## Set problem
Track down each line that has the word "lower" and copy it.

## Provided data
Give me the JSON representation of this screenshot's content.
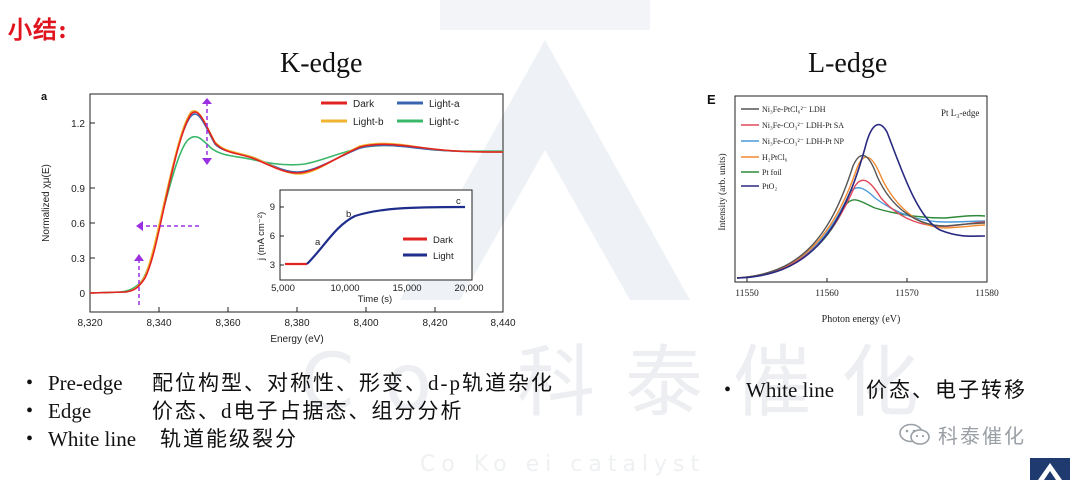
{
  "slide": {
    "title": "小结:",
    "k_heading": "K-edge",
    "l_heading": "L-edge"
  },
  "k_chart": {
    "panel_letter": "a",
    "ylabel": "Normalized χμ(E)",
    "xlabel": "Energy (eV)",
    "xticks": [
      "8,320",
      "8,340",
      "8,360",
      "8,380",
      "8,400",
      "8,420",
      "8,440"
    ],
    "yticks": [
      "0",
      "0.3",
      "0.6",
      "0.9",
      "1.2"
    ],
    "legend": [
      "Dark",
      "Light-a",
      "Light-b",
      "Light-c"
    ],
    "inset": {
      "ylabel": "j (mA cm⁻²)",
      "xlabel": "Time (s)",
      "xticks": [
        "5,000",
        "10,000",
        "15,000",
        "20,000"
      ],
      "yticks": [
        "3",
        "6",
        "9"
      ],
      "legend": [
        "Dark",
        "Light"
      ],
      "point_labels": [
        "a",
        "b",
        "c"
      ]
    }
  },
  "l_chart": {
    "panel_letter": "E",
    "edge_label": "Pt L₃-edge",
    "ylabel": "Intensity (arb. units)",
    "xlabel": "Photon energy (eV)",
    "xticks": [
      "11550",
      "11560",
      "11570",
      "11580"
    ],
    "legend": [
      "Ni₃Fe-PtCl₆²⁻ LDH",
      "Ni₃Fe-CO₃²⁻ LDH-Pt SA",
      "Ni₃Fe-CO₃²⁻ LDH-Pt NP",
      "H₂PtCl₆",
      "Pt foil",
      "PtO₂"
    ]
  },
  "bullets_left": [
    {
      "key": "Pre-edge",
      "text": "配位构型、对称性、形变、d-p轨道杂化"
    },
    {
      "key": "Edge",
      "text": "价态、d电子占据态、组分分析"
    },
    {
      "key": "White line",
      "text": "轨道能级裂分"
    }
  ],
  "bullets_right": [
    {
      "key": "White line",
      "text": "价态、电子转移"
    }
  ],
  "watermark": {
    "big_text": "Co 科泰催化",
    "sub_text": "Co Ko ei catalyst",
    "wechat_label": "科泰催化"
  },
  "colors": {
    "title_red": "#e0141e",
    "dark": "#e32222",
    "light_a": "#3a64b0",
    "light_b": "#f2b430",
    "light_c": "#3ab86a",
    "inset_light": "#1f2d8c",
    "purple": "#9b30e0"
  }
}
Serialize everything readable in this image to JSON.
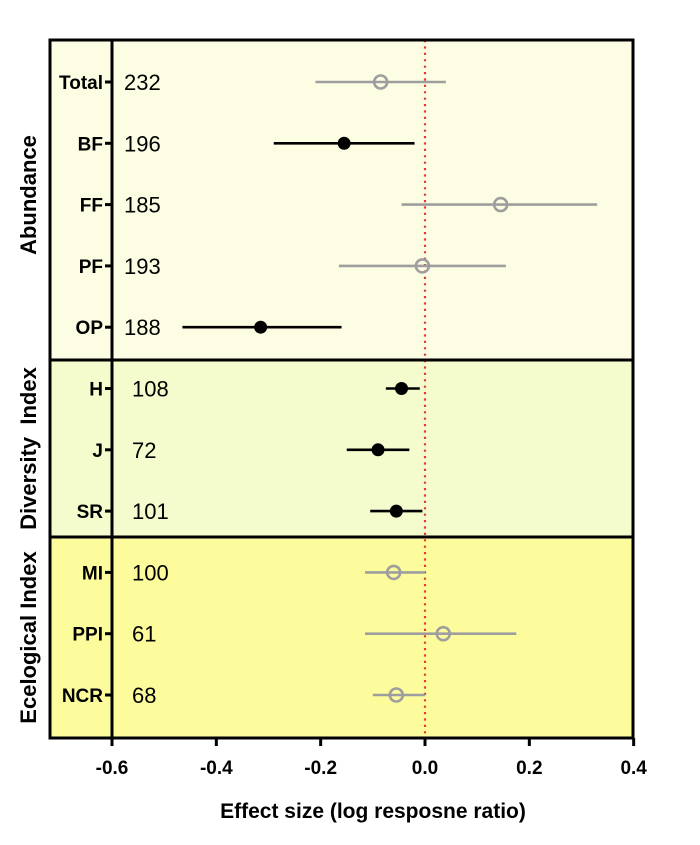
{
  "chart_data": {
    "type": "scatter",
    "subtype": "forest-plot",
    "xlabel": "Effect size (log resposne ratio)",
    "xlim": [
      -0.72,
      0.4
    ],
    "xticks": [
      "-0.6",
      "-0.4",
      "-0.2",
      "0.0",
      "0.2",
      "0.4"
    ],
    "xtick_values": [
      -0.6,
      -0.4,
      -0.2,
      0.0,
      0.2,
      0.4
    ],
    "reference_line": {
      "x": 0.0,
      "style": "dotted",
      "color": "#e53935"
    },
    "colors": {
      "significant": "#000000",
      "nonsignificant": "#9e9e9e",
      "abundance_bg": "#fdfde3",
      "diversity_bg": "#f4fccd",
      "ecological_bg": "#fdfc9c"
    },
    "groups": [
      {
        "name": "Abundance",
        "bg": "abundance_bg",
        "rows": [
          {
            "label": "Total",
            "n": "232",
            "mean": -0.085,
            "lower": -0.21,
            "upper": 0.04,
            "significant": false
          },
          {
            "label": "BF",
            "n": "196",
            "mean": -0.155,
            "lower": -0.29,
            "upper": -0.02,
            "significant": true
          },
          {
            "label": "FF",
            "n": "185",
            "mean": 0.145,
            "lower": -0.045,
            "upper": 0.33,
            "significant": false
          },
          {
            "label": "PF",
            "n": "193",
            "mean": -0.005,
            "lower": -0.165,
            "upper": 0.155,
            "significant": false
          },
          {
            "label": "OP",
            "n": "188",
            "mean": -0.315,
            "lower": -0.465,
            "upper": -0.16,
            "significant": true
          }
        ]
      },
      {
        "name": "Diversity  Index",
        "bg": "diversity_bg",
        "rows": [
          {
            "label": "H",
            "n": "108",
            "mean": -0.045,
            "lower": -0.075,
            "upper": -0.01,
            "significant": true
          },
          {
            "label": "J",
            "n": "72",
            "mean": -0.09,
            "lower": -0.15,
            "upper": -0.03,
            "significant": true
          },
          {
            "label": "SR",
            "n": "101",
            "mean": -0.055,
            "lower": -0.105,
            "upper": -0.005,
            "significant": true
          }
        ]
      },
      {
        "name": "Ecelogical Index",
        "bg": "ecological_bg",
        "rows": [
          {
            "label": "MI",
            "n": "100",
            "mean": -0.06,
            "lower": -0.115,
            "upper": 0.0,
            "significant": false
          },
          {
            "label": "PPI",
            "n": "61",
            "mean": 0.035,
            "lower": -0.115,
            "upper": 0.175,
            "significant": false
          },
          {
            "label": "NCR",
            "n": "68",
            "mean": -0.055,
            "lower": -0.1,
            "upper": 0.0,
            "significant": false
          }
        ]
      }
    ]
  }
}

## Result of the exercise
            "lower": -0.21,
            "lower": -0.29,
            "lower": -0.045,
            "lower": -0.165,
            "lower": -0.465,
            "lower": -0.075,
            "lower": -0.15,
            "lower": -0.105,
            "lower": -0.115,
            "lower": -0.115,
            "lower": -0.1,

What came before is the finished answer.